- **Set problem**
Exactly as written, transcribe the lines that run from the one containing "OCR this image." to the end of the records below.

Stored records
------------

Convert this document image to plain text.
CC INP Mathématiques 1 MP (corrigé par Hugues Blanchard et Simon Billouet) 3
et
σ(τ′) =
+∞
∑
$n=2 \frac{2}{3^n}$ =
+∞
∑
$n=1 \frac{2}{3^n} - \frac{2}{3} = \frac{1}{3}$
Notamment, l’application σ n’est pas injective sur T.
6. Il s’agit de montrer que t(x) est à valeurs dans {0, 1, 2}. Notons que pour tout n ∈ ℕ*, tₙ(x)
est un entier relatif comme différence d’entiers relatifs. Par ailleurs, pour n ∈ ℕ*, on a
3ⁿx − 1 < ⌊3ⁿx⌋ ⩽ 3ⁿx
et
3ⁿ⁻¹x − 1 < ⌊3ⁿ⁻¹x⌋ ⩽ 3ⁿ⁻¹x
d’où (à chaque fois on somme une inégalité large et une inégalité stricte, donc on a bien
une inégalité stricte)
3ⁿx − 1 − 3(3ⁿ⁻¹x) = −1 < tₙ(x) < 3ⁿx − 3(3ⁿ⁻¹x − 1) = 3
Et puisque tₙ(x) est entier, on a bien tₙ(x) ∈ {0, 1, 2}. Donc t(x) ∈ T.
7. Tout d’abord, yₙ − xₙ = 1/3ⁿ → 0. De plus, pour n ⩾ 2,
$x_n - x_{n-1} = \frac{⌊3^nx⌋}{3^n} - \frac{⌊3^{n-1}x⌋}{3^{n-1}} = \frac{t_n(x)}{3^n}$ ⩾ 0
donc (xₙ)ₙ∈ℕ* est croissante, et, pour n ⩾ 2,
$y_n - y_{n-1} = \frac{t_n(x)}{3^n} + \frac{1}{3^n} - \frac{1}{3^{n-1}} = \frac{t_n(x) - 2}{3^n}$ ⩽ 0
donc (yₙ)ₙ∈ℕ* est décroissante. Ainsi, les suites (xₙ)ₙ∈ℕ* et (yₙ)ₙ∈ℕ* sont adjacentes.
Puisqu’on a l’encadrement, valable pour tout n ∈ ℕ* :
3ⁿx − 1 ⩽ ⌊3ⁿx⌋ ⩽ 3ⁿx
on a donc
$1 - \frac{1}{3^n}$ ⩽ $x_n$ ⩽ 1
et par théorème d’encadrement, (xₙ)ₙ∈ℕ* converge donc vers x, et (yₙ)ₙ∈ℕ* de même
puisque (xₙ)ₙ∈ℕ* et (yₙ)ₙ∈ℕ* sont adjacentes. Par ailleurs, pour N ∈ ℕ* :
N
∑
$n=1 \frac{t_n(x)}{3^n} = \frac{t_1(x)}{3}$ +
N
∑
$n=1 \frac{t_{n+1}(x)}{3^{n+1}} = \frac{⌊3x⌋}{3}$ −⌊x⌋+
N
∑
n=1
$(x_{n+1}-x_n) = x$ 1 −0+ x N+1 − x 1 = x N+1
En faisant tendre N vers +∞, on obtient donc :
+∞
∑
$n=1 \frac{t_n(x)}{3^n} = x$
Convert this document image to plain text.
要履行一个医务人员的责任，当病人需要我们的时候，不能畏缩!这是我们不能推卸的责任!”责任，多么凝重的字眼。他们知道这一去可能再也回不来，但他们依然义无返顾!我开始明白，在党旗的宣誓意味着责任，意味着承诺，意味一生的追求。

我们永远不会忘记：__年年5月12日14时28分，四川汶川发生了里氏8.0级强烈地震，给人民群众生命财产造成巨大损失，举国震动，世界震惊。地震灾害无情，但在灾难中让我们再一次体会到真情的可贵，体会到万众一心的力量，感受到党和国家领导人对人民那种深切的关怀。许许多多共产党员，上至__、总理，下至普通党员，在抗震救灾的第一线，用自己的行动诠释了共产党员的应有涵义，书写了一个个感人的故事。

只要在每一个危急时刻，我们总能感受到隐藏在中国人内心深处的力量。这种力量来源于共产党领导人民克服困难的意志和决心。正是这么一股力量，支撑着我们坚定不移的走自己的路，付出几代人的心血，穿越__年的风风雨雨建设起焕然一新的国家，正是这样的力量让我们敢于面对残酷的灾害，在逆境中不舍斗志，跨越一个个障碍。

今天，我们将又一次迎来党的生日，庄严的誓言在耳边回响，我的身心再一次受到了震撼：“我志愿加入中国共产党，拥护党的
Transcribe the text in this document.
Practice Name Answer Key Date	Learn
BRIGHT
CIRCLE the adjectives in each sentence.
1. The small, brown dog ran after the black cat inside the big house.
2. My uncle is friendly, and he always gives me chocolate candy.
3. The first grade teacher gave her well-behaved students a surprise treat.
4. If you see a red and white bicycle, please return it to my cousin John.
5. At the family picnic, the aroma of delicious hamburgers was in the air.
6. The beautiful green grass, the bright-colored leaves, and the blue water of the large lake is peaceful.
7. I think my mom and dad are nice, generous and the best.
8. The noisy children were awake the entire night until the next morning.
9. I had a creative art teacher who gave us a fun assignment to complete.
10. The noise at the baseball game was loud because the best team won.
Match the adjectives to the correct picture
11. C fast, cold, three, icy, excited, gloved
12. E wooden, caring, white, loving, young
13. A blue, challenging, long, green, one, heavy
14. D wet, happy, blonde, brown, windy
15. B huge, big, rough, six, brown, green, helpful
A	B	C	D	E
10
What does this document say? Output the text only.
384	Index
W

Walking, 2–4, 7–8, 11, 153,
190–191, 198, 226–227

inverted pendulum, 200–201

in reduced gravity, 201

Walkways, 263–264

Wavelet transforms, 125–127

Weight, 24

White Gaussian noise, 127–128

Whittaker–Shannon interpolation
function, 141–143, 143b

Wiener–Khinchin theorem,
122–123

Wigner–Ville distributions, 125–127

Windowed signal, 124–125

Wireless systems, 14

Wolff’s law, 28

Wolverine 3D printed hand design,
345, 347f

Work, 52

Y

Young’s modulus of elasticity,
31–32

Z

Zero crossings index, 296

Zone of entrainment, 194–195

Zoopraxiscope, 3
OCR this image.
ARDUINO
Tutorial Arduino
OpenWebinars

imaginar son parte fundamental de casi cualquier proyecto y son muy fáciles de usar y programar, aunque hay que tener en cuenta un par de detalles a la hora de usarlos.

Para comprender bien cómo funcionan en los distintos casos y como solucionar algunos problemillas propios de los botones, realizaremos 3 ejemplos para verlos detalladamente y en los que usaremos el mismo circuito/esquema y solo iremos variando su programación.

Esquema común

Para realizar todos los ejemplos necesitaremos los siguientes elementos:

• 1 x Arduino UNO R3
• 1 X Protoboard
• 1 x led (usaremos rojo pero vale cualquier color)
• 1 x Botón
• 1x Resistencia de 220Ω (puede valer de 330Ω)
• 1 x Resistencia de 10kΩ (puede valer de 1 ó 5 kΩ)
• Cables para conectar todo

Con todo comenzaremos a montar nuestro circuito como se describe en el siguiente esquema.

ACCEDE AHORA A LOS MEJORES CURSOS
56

------------

- **Answer to this task**
OCR this image.
ARDUINO
Tutorial Arduino
OpenWebinars

imaginar son parte fundamental de casi cualquier proyecto y son muy fáciles de usar y programar, aunque hay que tener en cuenta un par de detalles a la hora de usarlos.

Para comprender bien cómo funcionan en los distintos casos y como solucionar algunos problemillas propios de los botones, realizaremos 3 ejemplos para verlos detalladamente y en los que usaremos el mismo circuito/esquema y solo iremos variando su programación.

Esquema común

Para realizar todos los ejemplos necesitaremos los siguientes elementos:

• 1 x Arduino UNO R3
• 1 X Protoboard
• 1 x led (usaremos rojo pero vale cualquier color)
• 1 x Botón
• 1x Resistencia de 220Ω (puede valer de 330Ω)
• 1 x Resistencia de 10kΩ (puede valer de 1 ó 5 kΩ)
• Cables para conectar todo

Con todo comenzaremos a montar nuestro circuito como se describe en el siguiente esquema.

ACCEDE AHORA A LOS MEJORES CURSOS
56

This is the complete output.